Material for this task:
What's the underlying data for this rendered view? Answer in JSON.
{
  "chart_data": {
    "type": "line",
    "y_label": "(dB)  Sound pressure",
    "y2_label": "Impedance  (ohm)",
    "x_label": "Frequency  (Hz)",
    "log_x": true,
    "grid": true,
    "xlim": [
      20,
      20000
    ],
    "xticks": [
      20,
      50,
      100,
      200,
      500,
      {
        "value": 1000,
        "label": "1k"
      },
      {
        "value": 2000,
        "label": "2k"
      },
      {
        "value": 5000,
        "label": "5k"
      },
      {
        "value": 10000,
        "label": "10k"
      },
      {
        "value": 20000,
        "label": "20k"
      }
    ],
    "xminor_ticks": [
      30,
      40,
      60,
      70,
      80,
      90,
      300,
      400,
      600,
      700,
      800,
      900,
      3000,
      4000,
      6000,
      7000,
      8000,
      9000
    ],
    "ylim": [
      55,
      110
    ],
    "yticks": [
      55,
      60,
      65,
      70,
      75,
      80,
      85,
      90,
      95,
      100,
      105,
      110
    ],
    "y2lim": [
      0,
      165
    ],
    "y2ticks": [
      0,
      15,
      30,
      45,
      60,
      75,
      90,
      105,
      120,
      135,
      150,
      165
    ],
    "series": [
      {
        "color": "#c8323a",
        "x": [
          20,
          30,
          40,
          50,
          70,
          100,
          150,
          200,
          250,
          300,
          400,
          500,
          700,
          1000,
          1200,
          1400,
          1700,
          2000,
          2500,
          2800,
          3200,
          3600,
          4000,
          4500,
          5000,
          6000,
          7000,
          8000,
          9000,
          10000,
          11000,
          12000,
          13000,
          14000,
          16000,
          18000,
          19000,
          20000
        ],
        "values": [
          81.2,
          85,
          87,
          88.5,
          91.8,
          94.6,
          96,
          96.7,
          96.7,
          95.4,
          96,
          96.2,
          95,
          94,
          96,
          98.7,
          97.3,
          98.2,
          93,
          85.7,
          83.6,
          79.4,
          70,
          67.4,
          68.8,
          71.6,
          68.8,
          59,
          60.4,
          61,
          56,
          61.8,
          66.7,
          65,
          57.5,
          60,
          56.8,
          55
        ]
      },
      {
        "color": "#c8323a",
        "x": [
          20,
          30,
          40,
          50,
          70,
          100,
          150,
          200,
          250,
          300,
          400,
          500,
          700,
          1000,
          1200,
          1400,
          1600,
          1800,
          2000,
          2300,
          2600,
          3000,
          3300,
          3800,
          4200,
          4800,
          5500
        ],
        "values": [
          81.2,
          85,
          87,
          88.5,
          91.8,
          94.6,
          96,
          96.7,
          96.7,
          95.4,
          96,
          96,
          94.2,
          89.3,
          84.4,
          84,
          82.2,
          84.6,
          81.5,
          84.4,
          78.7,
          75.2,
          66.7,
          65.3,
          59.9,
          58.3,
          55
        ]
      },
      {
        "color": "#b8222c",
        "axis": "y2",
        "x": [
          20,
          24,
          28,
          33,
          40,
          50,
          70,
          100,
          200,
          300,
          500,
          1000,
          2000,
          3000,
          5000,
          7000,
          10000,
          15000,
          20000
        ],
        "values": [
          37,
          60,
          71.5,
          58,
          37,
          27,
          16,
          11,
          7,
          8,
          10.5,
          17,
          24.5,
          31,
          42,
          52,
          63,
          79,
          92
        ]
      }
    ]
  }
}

Given instruction: Using the listing above, retype each line exactly.

Reply:
What's the underlying data for this rendered view? Answer in JSON.
{
  "chart_data": {
    "type": "line",
    "y_label": "(dB)  Sound pressure",
    "y2_label": "Impedance  (ohm)",
    "x_label": "Frequency  (Hz)",
    "log_x": true,
    "grid": true,
    "xlim": [
      20,
      20000
    ],
    "xticks": [
      20,
      50,
      100,
      200,
      500,
      {
        "value": 1000,
        "label": "1k"
      },
      {
        "value": 2000,
        "label": "2k"
      },
      {
        "value": 5000,
        "label": "5k"
      },
      {
        "value": 10000,
        "label": "10k"
      },
      {
        "value": 20000,
        "label": "20k"
      }
    ],
    "xminor_ticks": [
      30,
      40,
      60,
      70,
      80,
      90,
      300,
      400,
      600,
      700,
      800,
      900,
      3000,
      4000,
      6000,
      7000,
      8000,
      9000
    ],
    "ylim": [
      55,
      110
    ],
    "yticks": [
      55,
      60,
      65,
      70,
      75,
      80,
      85,
      90,
      95,
      100,
      105,
      110
    ],
    "y2lim": [
      0,
      165
    ],
    "y2ticks": [
      0,
      15,
      30,
      45,
      60,
      75,
      90,
      105,
      120,
      135,
      150,
      165
    ],
    "series": [
      {
        "color": "#c8323a",
        "x": [
          20,
          30,
          40,
          50,
          70,
          100,
          150,
          200,
          250,
          300,
          400,
          500,
          700,
          1000,
          1200,
          1400,
          1700,
          2000,
          2500,
          2800,
          3200,
          3600,
          4000,
          4500,
          5000,
          6000,
          7000,
          8000,
          9000,
          10000,
          11000,
          12000,
          13000,
          14000,
          16000,
          18000,
          19000,
          20000
        ],
        "values": [
          81.2,
          85,
          87,
          88.5,
          91.8,
          94.6,
          96,
          96.7,
          96.7,
          95.4,
          96,
          96.2,
          95,
          94,
          96,
          98.7,
          97.3,
          98.2,
          93,
          85.7,
          83.6,
          79.4,
          70,
          67.4,
          68.8,
          71.6,
          68.8,
          59,
          60.4,
          61,
          56,
          61.8,
          66.7,
          65,
          57.5,
          60,
          56.8,
          55
        ]
      },
      {
        "color": "#c8323a",
        "x": [
          20,
          30,
          40,
          50,
          70,
          100,
          150,
          200,
          250,
          300,
          400,
          500,
          700,
          1000,
          1200,
          1400,
          1600,
          1800,
          2000,
          2300,
          2600,
          3000,
          3300,
          3800,
          4200,
          4800,
          5500
        ],
        "values": [
          81.2,
          85,
          87,
          88.5,
          91.8,
          94.6,
          96,
          96.7,
          96.7,
          95.4,
          96,
          96,
          94.2,
          89.3,
          84.4,
          84,
          82.2,
          84.6,
          81.5,
          84.4,
          78.7,
          75.2,
          66.7,
          65.3,
          59.9,
          58.3,
          55
        ]
      },
      {
        "color": "#b8222c",
        "axis": "y2",
        "x": [
          20,
          24,
          28,
          33,
          40,
          50,
          70,
          100,
          200,
          300,
          500,
          1000,
          2000,
          3000,
          5000,
          7000,
          10000,
          15000,
          20000
        ],
        "values": [
          37,
          60,
          71.5,
          58,
          37,
          27,
          16,
          11,
          7,
          8,
          10.5,
          17,
          24.5,
          31,
          42,
          52,
          63,
          79,
          92
        ]
      }
    ]
  }
}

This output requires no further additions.